- **Work to do**
Print every line of the entries below verbatim, omitting the pictures from your output.

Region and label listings

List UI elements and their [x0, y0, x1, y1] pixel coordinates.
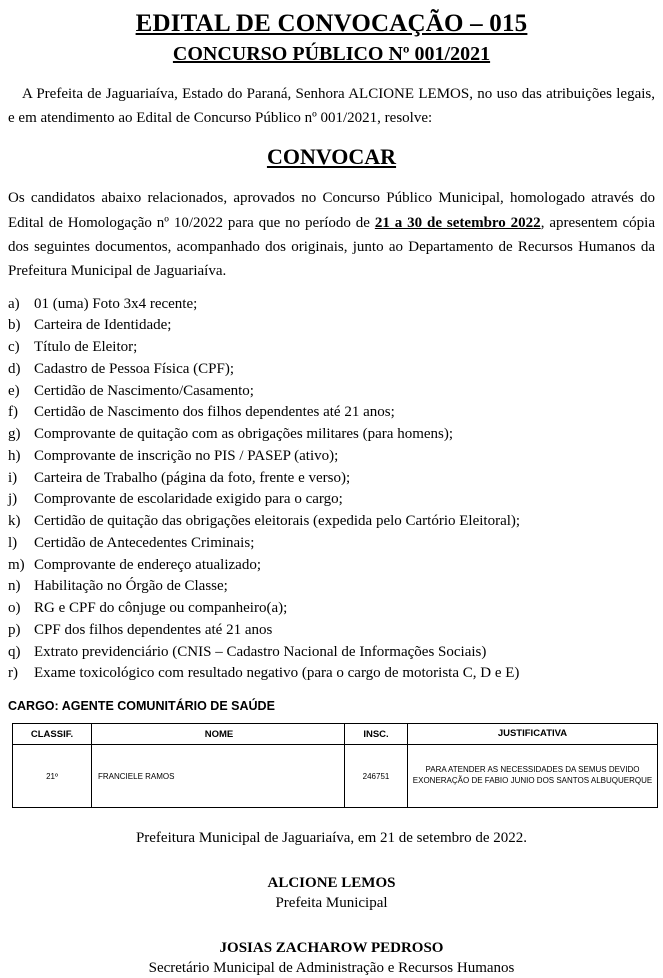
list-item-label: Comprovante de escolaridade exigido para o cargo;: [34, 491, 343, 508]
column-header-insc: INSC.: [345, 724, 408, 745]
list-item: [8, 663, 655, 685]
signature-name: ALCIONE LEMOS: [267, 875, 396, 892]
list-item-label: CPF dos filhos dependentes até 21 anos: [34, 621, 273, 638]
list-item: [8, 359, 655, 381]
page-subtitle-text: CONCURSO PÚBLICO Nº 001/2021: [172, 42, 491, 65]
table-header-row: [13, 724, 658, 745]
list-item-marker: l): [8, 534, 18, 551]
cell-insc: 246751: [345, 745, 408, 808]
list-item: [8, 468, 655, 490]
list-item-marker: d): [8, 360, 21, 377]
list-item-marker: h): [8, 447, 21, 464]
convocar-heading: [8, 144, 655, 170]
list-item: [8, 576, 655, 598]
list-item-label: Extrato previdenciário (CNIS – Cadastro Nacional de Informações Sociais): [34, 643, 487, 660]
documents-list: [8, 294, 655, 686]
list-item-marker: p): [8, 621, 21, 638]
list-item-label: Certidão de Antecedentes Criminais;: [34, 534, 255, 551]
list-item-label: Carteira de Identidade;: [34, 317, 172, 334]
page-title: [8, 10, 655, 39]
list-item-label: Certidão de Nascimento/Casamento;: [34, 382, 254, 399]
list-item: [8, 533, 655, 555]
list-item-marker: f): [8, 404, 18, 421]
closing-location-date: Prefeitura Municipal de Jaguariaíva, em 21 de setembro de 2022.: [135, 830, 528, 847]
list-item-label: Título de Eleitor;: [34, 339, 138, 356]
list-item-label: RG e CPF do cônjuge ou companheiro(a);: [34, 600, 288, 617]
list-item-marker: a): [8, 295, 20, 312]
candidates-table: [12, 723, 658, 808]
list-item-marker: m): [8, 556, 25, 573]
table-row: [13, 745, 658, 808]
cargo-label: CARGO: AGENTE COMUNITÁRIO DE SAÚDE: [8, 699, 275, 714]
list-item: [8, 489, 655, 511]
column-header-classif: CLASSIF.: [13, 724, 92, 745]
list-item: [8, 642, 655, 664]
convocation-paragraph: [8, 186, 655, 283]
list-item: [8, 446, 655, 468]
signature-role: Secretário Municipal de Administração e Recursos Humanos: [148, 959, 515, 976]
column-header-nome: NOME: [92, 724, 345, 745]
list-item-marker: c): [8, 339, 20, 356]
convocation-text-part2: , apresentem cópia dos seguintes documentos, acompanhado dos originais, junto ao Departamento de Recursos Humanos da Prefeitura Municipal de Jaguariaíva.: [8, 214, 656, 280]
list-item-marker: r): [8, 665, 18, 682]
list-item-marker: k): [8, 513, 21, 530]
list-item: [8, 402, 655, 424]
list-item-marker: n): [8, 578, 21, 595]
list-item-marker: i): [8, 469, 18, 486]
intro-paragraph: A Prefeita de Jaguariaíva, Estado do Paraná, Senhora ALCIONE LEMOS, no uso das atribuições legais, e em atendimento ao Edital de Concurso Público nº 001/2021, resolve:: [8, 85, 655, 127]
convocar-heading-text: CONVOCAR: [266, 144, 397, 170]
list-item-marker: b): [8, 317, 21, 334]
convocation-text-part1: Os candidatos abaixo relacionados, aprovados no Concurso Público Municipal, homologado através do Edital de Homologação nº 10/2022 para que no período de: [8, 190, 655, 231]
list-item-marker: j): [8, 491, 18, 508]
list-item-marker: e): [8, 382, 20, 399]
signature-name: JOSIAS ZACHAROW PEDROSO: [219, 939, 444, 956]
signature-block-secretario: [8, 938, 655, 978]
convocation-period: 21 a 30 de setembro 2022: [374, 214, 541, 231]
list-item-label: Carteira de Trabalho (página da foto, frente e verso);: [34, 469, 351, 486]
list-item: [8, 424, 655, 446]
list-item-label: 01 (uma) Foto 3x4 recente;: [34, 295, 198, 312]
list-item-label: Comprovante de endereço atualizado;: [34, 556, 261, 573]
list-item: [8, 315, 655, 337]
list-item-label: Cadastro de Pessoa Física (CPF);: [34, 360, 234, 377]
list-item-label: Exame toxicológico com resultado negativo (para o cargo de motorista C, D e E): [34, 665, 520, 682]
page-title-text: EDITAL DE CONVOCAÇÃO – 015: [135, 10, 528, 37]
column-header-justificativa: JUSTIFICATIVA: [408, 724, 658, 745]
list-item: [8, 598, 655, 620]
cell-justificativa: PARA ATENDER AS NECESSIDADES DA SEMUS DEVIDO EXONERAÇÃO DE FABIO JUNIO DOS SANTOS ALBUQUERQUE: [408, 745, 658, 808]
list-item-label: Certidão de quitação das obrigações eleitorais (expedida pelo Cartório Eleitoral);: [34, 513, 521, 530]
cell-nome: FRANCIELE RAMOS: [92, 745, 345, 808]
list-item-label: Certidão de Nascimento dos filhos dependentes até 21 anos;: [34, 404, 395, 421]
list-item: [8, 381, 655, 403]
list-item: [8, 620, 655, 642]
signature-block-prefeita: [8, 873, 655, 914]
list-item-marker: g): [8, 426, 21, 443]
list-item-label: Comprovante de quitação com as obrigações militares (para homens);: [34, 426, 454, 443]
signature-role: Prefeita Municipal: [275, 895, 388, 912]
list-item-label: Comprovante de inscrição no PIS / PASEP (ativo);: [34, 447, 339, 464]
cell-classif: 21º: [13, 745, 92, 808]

- **Correct output**
List UI elements and their [x0, y0, x1, y1] pixel coordinates.
list-item-label: Comprovante de escolaridade exigido para o cargo;: [34, 491, 343, 508]
column-header-insc: INSC.: [345, 724, 408, 745]
list-item: [8, 663, 655, 685]
signature-name: ALCIONE LEMOS: [267, 875, 396, 892]
list-item-label: CPF dos filhos dependentes até 21 anos: [34, 621, 273, 638]
list-item: [8, 359, 655, 381]
page-subtitle-text: CONCURSO PÚBLICO Nº 001/2021: [172, 42, 491, 65]
table-header-row: [13, 724, 658, 745]
list-item-marker: l): [8, 534, 18, 551]
cell-insc: 246751: [345, 745, 408, 808]
list-item: [8, 468, 655, 490]
list-item-marker: d): [8, 360, 21, 377]
list-item-marker: h): [8, 447, 21, 464]
convocar-heading: [8, 144, 655, 170]
list-item: [8, 576, 655, 598]
list-item-label: Extrato previdenciário (CNIS – Cadastro Nacional de Informações Sociais): [34, 643, 487, 660]
documents-list: [8, 294, 655, 686]
list-item-marker: p): [8, 621, 21, 638]
list-item-label: Certidão de Antecedentes Criminais;: [34, 534, 255, 551]
list-item-label: Carteira de Identidade;: [34, 317, 172, 334]
page-title: [8, 10, 655, 39]
list-item-label: Certidão de Nascimento/Casamento;: [34, 382, 254, 399]
list-item: [8, 533, 655, 555]
list-item-marker: f): [8, 404, 18, 421]
closing-location-date: Prefeitura Municipal de Jaguariaíva, em 21 de setembro de 2022.: [135, 830, 528, 847]
list-item-label: Título de Eleitor;: [34, 339, 138, 356]
list-item-label: RG e CPF do cônjuge ou companheiro(a);: [34, 600, 288, 617]
list-item-marker: a): [8, 295, 20, 312]
candidates-table: [12, 723, 658, 808]
list-item-marker: m): [8, 556, 25, 573]
table-row: [13, 745, 658, 808]
cargo-label: CARGO: AGENTE COMUNITÁRIO DE SAÚDE: [8, 699, 275, 714]
list-item: [8, 489, 655, 511]
column-header-classif: CLASSIF.: [13, 724, 92, 745]
list-item: [8, 642, 655, 664]
convocation-paragraph: [8, 186, 655, 283]
list-item: [8, 446, 655, 468]
signature-role: Secretário Municipal de Administração e Recursos Humanos: [148, 959, 515, 976]
column-header-nome: NOME: [92, 724, 345, 745]
list-item-marker: c): [8, 339, 20, 356]
convocation-text-part2: , apresentem cópia dos seguintes documentos, acompanhado dos originais, junto ao Departamento de Recursos Humanos da Prefeitura Municipal de Jaguariaíva.: [8, 214, 656, 280]
list-item-marker: r): [8, 665, 18, 682]
list-item-marker: k): [8, 513, 21, 530]
list-item: [8, 402, 655, 424]
list-item-marker: n): [8, 578, 21, 595]
list-item-marker: i): [8, 469, 18, 486]
intro-paragraph: A Prefeita de Jaguariaíva, Estado do Paraná, Senhora ALCIONE LEMOS, no uso das atribuições legais, e em atendimento ao Edital de Concurso Público nº 001/2021, resolve:: [8, 85, 655, 127]
convocar-heading-text: CONVOCAR: [266, 144, 397, 170]
list-item-marker: b): [8, 317, 21, 334]
convocation-text-part1: Os candidatos abaixo relacionados, aprovados no Concurso Público Municipal, homologado através do Edital de Homologação nº 10/2022 para que no período de: [8, 190, 655, 231]
list-item-marker: j): [8, 491, 18, 508]
list-item-marker: e): [8, 382, 20, 399]
signature-name: JOSIAS ZACHAROW PEDROSO: [219, 939, 444, 956]
signature-block-secretario: [8, 938, 655, 978]
convocation-period: 21 a 30 de setembro 2022: [374, 214, 541, 231]
list-item-label: Carteira de Trabalho (página da foto, frente e verso);: [34, 469, 351, 486]
list-item: [8, 424, 655, 446]
list-item-label: 01 (uma) Foto 3x4 recente;: [34, 295, 198, 312]
list-item-label: Comprovante de endereço atualizado;: [34, 556, 261, 573]
list-item: [8, 315, 655, 337]
list-item-label: Cadastro de Pessoa Física (CPF);: [34, 360, 234, 377]
list-item-label: Exame toxicológico com resultado negativo (para o cargo de motorista C, D e E): [34, 665, 520, 682]
page-title-text: EDITAL DE CONVOCAÇÃO – 015: [135, 10, 528, 37]
column-header-justificativa: JUSTIFICATIVA: [408, 724, 658, 745]
list-item: [8, 598, 655, 620]
cell-justificativa: PARA ATENDER AS NECESSIDADES DA SEMUS DEVIDO EXONERAÇÃO DE FABIO JUNIO DOS SANTOS ALBUQUERQUE: [408, 745, 658, 808]
list-item-label: Certidão de quitação das obrigações eleitorais (expedida pelo Cartório Eleitoral);: [34, 513, 521, 530]
cell-nome: FRANCIELE RAMOS: [92, 745, 345, 808]
list-item-label: Certidão de Nascimento dos filhos dependentes até 21 anos;: [34, 404, 395, 421]
list-item: [8, 381, 655, 403]
list-item: [8, 620, 655, 642]
signature-block-prefeita: [8, 873, 655, 914]
list-item-marker: g): [8, 426, 21, 443]
list-item-label: Comprovante de quitação com as obrigações militares (para homens);: [34, 426, 454, 443]
signature-role: Prefeita Municipal: [275, 895, 388, 912]
list-item-label: Comprovante de inscrição no PIS / PASEP (ativo);: [34, 447, 339, 464]
cell-classif: 21º: [13, 745, 92, 808]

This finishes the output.